Records contained in a dataset:

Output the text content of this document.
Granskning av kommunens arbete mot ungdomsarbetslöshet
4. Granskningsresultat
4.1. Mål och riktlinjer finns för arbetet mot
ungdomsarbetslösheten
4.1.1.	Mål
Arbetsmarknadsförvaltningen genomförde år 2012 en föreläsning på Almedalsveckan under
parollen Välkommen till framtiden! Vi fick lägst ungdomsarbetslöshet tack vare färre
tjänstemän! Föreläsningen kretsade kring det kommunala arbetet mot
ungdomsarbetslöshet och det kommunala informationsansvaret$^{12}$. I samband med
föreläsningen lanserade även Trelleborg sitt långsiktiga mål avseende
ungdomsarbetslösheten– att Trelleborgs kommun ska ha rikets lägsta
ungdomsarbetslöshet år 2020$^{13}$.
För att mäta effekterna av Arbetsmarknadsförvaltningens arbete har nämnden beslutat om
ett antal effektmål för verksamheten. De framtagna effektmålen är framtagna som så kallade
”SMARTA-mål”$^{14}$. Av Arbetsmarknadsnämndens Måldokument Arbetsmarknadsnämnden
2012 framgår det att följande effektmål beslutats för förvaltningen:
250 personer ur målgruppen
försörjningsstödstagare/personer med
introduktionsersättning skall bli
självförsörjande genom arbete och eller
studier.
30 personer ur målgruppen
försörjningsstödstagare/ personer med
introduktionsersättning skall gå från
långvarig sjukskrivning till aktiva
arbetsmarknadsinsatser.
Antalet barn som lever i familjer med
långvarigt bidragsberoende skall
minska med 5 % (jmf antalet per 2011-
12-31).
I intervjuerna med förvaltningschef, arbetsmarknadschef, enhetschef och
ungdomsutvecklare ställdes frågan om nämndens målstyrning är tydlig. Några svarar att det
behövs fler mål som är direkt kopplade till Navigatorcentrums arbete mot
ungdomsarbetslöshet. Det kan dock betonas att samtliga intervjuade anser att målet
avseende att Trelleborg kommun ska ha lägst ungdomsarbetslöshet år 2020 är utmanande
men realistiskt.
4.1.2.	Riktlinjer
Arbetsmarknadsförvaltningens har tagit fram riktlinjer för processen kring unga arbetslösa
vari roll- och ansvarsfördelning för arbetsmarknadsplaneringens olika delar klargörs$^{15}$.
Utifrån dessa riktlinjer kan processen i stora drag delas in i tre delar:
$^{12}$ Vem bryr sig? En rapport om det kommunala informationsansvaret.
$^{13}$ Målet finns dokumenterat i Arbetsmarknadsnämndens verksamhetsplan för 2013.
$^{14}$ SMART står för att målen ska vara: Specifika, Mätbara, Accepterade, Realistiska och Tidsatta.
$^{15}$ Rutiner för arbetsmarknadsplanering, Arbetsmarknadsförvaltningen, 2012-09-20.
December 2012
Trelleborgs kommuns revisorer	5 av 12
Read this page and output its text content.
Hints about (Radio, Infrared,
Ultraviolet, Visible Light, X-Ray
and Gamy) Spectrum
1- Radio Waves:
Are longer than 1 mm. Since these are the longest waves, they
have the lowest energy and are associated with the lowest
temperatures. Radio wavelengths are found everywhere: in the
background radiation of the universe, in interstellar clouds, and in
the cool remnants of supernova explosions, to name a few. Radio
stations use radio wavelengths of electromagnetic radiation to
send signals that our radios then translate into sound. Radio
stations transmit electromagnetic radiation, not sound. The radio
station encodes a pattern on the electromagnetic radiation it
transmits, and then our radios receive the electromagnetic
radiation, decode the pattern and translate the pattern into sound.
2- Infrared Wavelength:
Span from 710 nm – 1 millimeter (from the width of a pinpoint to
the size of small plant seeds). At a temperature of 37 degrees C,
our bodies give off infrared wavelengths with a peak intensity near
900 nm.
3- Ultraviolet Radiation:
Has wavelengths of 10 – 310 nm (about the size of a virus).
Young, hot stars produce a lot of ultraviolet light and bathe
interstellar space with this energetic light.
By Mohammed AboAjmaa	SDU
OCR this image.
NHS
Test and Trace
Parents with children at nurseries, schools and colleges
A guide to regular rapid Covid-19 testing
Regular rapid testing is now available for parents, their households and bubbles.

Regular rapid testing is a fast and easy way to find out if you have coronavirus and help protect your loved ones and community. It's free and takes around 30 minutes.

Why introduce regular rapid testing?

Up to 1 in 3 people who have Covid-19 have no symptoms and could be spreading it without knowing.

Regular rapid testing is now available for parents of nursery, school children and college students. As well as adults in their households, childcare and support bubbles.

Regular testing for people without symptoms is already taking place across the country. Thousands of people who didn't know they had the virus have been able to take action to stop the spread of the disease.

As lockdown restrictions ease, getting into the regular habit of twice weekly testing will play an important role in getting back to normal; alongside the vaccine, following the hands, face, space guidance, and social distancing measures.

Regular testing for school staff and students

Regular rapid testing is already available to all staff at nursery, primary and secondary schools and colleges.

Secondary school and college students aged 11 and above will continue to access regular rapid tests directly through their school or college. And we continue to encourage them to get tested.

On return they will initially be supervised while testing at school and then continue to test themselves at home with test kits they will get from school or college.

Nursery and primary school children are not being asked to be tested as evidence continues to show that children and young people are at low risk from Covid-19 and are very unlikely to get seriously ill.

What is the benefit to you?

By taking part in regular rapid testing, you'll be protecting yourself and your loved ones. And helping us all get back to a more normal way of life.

* _Work instruction_:
Scan each line of the entries above for the word "colleges" and report how many lines contain it, with nothing else.

* _Answer to this problem_:
2